[Saved entries]

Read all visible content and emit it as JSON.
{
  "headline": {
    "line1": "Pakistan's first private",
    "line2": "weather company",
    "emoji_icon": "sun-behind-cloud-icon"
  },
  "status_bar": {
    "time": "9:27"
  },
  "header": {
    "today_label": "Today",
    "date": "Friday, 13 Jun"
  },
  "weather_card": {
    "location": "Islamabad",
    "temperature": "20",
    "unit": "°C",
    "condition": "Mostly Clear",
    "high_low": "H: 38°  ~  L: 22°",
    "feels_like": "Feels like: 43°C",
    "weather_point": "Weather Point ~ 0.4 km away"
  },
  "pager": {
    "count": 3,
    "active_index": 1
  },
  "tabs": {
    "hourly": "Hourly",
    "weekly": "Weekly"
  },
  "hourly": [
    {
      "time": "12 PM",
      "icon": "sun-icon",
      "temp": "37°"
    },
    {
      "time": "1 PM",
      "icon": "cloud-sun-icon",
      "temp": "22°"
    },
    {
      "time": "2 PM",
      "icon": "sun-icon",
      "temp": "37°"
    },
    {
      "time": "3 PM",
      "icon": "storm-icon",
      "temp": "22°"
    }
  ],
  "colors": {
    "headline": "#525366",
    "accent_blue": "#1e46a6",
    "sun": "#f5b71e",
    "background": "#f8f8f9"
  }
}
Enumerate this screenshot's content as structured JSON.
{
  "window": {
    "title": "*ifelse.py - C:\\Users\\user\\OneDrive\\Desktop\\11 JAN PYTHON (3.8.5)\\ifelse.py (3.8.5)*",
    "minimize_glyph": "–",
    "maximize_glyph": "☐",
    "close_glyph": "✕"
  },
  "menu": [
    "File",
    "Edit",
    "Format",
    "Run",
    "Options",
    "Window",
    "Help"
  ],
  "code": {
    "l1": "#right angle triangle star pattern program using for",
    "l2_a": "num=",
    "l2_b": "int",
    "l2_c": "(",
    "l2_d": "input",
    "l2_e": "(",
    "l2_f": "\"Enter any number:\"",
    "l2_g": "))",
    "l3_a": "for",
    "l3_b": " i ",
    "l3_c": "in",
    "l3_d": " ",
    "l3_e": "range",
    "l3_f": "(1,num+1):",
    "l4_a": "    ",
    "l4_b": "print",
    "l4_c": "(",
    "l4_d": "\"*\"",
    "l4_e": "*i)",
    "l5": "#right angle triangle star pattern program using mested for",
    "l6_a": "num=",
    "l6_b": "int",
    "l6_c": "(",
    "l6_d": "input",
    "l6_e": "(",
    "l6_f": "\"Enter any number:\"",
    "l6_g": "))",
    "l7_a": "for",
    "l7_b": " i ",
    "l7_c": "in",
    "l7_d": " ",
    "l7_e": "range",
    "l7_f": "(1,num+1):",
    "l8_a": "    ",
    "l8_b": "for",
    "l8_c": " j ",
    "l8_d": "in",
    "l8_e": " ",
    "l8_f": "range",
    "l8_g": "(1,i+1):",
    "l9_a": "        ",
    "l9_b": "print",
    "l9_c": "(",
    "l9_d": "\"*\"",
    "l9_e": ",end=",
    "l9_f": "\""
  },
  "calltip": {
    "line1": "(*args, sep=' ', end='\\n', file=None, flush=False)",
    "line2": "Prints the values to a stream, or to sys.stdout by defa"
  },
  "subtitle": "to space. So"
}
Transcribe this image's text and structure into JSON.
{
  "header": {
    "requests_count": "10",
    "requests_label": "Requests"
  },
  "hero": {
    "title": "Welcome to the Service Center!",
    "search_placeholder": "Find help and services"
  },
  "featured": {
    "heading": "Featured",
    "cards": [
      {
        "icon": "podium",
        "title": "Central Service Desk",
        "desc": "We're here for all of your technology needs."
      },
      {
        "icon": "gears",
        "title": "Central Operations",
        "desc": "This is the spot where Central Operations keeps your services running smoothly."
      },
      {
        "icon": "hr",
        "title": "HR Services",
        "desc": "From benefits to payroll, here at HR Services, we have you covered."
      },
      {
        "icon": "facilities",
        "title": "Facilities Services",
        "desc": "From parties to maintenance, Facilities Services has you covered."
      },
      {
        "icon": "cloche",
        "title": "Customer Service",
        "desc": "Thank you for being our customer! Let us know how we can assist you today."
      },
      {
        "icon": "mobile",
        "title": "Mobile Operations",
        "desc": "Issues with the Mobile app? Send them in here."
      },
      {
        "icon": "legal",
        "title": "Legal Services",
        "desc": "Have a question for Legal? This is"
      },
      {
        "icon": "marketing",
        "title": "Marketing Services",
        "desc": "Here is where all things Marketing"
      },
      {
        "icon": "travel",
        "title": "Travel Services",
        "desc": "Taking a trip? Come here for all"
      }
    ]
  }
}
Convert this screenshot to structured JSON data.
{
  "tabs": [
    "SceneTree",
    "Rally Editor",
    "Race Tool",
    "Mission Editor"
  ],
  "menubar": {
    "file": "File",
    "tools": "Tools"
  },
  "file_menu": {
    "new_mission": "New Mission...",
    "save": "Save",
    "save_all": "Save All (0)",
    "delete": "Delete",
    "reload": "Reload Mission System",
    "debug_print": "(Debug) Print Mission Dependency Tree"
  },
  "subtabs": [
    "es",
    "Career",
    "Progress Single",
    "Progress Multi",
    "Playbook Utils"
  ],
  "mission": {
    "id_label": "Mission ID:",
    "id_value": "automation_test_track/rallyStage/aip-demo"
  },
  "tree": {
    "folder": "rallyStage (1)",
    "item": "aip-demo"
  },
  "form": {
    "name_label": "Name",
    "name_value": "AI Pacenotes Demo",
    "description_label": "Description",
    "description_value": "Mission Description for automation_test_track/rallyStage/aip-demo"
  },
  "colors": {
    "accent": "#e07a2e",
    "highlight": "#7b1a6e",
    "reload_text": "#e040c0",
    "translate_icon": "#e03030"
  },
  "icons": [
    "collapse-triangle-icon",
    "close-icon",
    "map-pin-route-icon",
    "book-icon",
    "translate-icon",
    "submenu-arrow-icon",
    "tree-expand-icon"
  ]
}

→ **Given instruction**
Go through the records above and retype each one exactly.

→ **Written reply**
Read all visible content and emit it as JSON.
{
  "headline": {
    "line1": "Pakistan's first private",
    "line2": "weather company",
    "emoji_icon": "sun-behind-cloud-icon"
  },
  "status_bar": {
    "time": "9:27"
  },
  "header": {
    "today_label": "Today",
    "date": "Friday, 13 Jun"
  },
  "weather_card": {
    "location": "Islamabad",
    "temperature": "20",
    "unit": "°C",
    "condition": "Mostly Clear",
    "high_low": "H: 38°  ~  L: 22°",
    "feels_like": "Feels like: 43°C",
    "weather_point": "Weather Point ~ 0.4 km away"
  },
  "pager": {
    "count": 3,
    "active_index": 1
  },
  "tabs": {
    "hourly": "Hourly",
    "weekly": "Weekly"
  },
  "hourly": [
    {
      "time": "12 PM",
      "icon": "sun-icon",
      "temp": "37°"
    },
    {
      "time": "1 PM",
      "icon": "cloud-sun-icon",
      "temp": "22°"
    },
    {
      "time": "2 PM",
      "icon": "sun-icon",
      "temp": "37°"
    },
    {
      "time": "3 PM",
      "icon": "storm-icon",
      "temp": "22°"
    }
  ],
  "colors": {
    "headline": "#525366",
    "accent_blue": "#1e46a6",
    "sun": "#f5b71e",
    "background": "#f8f8f9"
  }
}
Enumerate this screenshot's content as structured JSON.
{
  "window": {
    "title": "*ifelse.py - C:\\Users\\user\\OneDrive\\Desktop\\11 JAN PYTHON (3.8.5)\\ifelse.py (3.8.5)*",
    "minimize_glyph": "–",
    "maximize_glyph": "☐",
    "close_glyph": "✕"
  },
  "menu": [
    "File",
    "Edit",
    "Format",
    "Run",
    "Options",
    "Window",
    "Help"
  ],
  "code": {
    "l1": "#right angle triangle star pattern program using for",
    "l2_a": "num=",
    "l2_b": "int",
    "l2_c": "(",
    "l2_d": "input",
    "l2_e": "(",
    "l2_f": "\"Enter any number:\"",
    "l2_g": "))",
    "l3_a": "for",
    "l3_b": " i ",
    "l3_c": "in",
    "l3_d": " ",
    "l3_e": "range",
    "l3_f": "(1,num+1):",
    "l4_a": "    ",
    "l4_b": "print",
    "l4_c": "(",
    "l4_d": "\"*\"",
    "l4_e": "*i)",
    "l5": "#right angle triangle star pattern program using mested for",
    "l6_a": "num=",
    "l6_b": "int",
    "l6_c": "(",
    "l6_d": "input",
    "l6_e": "(",
    "l6_f": "\"Enter any number:\"",
    "l6_g": "))",
    "l7_a": "for",
    "l7_b": " i ",
    "l7_c": "in",
    "l7_d": " ",
    "l7_e": "range",
    "l7_f": "(1,num+1):",
    "l8_a": "    ",
    "l8_b": "for",
    "l8_c": " j ",
    "l8_d": "in",
    "l8_e": " ",
    "l8_f": "range",
    "l8_g": "(1,i+1):",
    "l9_a": "        ",
    "l9_b": "print",
    "l9_c": "(",
    "l9_d": "\"*\"",
    "l9_e": ",end=",
    "l9_f": "\""
  },
  "calltip": {
    "line1": "(*args, sep=' ', end='\\n', file=None, flush=False)",
    "line2": "Prints the values to a stream, or to sys.stdout by defa"
  },
  "subtitle": "to space. So"
}
Transcribe this image's text and structure into JSON.
{
  "header": {
    "requests_count": "10",
    "requests_label": "Requests"
  },
  "hero": {
    "title": "Welcome to the Service Center!",
    "search_placeholder": "Find help and services"
  },
  "featured": {
    "heading": "Featured",
    "cards": [
      {
        "icon": "podium",
        "title": "Central Service Desk",
        "desc": "We're here for all of your technology needs."
      },
      {
        "icon": "gears",
        "title": "Central Operations",
        "desc": "This is the spot where Central Operations keeps your services running smoothly."
      },
      {
        "icon": "hr",
        "title": "HR Services",
        "desc": "From benefits to payroll, here at HR Services, we have you covered."
      },
      {
        "icon": "facilities",
        "title": "Facilities Services",
        "desc": "From parties to maintenance, Facilities Services has you covered."
      },
      {
        "icon": "cloche",
        "title": "Customer Service",
        "desc": "Thank you for being our customer! Let us know how we can assist you today."
      },
      {
        "icon": "mobile",
        "title": "Mobile Operations",
        "desc": "Issues with the Mobile app? Send them in here."
      },
      {
        "icon": "legal",
        "title": "Legal Services",
        "desc": "Have a question for Legal? This is"
      },
      {
        "icon": "marketing",
        "title": "Marketing Services",
        "desc": "Here is where all things Marketing"
      },
      {
        "icon": "travel",
        "title": "Travel Services",
        "desc": "Taking a trip? Come here for all"
      }
    ]
  }
}
Convert this screenshot to structured JSON data.
{
  "tabs": [
    "SceneTree",
    "Rally Editor",
    "Race Tool",
    "Mission Editor"
  ],
  "menubar": {
    "file": "File",
    "tools": "Tools"
  },
  "file_menu": {
    "new_mission": "New Mission...",
    "save": "Save",
    "save_all": "Save All (0)",
    "delete": "Delete",
    "reload": "Reload Mission System",
    "debug_print": "(Debug) Print Mission Dependency Tree"
  },
  "subtabs": [
    "es",
    "Career",
    "Progress Single",
    "Progress Multi",
    "Playbook Utils"
  ],
  "mission": {
    "id_label": "Mission ID:",
    "id_value": "automation_test_track/rallyStage/aip-demo"
  },
  "tree": {
    "folder": "rallyStage (1)",
    "item": "aip-demo"
  },
  "form": {
    "name_label": "Name",
    "name_value": "AI Pacenotes Demo",
    "description_label": "Description",
    "description_value": "Mission Description for automation_test_track/rallyStage/aip-demo"
  },
  "colors": {
    "accent": "#e07a2e",
    "highlight": "#7b1a6e",
    "reload_text": "#e040c0",
    "translate_icon": "#e03030"
  },
  "icons": [
    "collapse-triangle-icon",
    "close-icon",
    "map-pin-route-icon",
    "book-icon",
    "translate-icon",
    "submenu-arrow-icon",
    "tree-expand-icon"
  ]
}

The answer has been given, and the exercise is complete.